Challenge » Transcribe all of the records precisely as they are presented.

Data records
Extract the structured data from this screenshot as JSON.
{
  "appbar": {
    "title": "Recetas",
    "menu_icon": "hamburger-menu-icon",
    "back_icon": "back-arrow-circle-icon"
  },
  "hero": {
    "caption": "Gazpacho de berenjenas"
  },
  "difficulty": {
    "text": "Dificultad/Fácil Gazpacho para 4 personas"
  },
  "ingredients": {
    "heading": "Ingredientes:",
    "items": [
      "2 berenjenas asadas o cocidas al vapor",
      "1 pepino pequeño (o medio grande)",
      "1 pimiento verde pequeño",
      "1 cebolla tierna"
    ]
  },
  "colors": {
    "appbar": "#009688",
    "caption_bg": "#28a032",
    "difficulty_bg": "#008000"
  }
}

Solution to the problem »
Extract the structured data from this screenshot as JSON.
{
  "appbar": {
    "title": "Recetas",
    "menu_icon": "hamburger-menu-icon",
    "back_icon": "back-arrow-circle-icon"
  },
  "hero": {
    "caption": "Gazpacho de berenjenas"
  },
  "difficulty": {
    "text": "Dificultad/Fácil Gazpacho para 4 personas"
  },
  "ingredients": {
    "heading": "Ingredientes:",
    "items": [
      "2 berenjenas asadas o cocidas al vapor",
      "1 pepino pequeño (o medio grande)",
      "1 pimiento verde pequeño",
      "1 cebolla tierna"
    ]
  },
  "colors": {
    "appbar": "#009688",
    "caption_bg": "#28a032",
    "difficulty_bg": "#008000"
  }
}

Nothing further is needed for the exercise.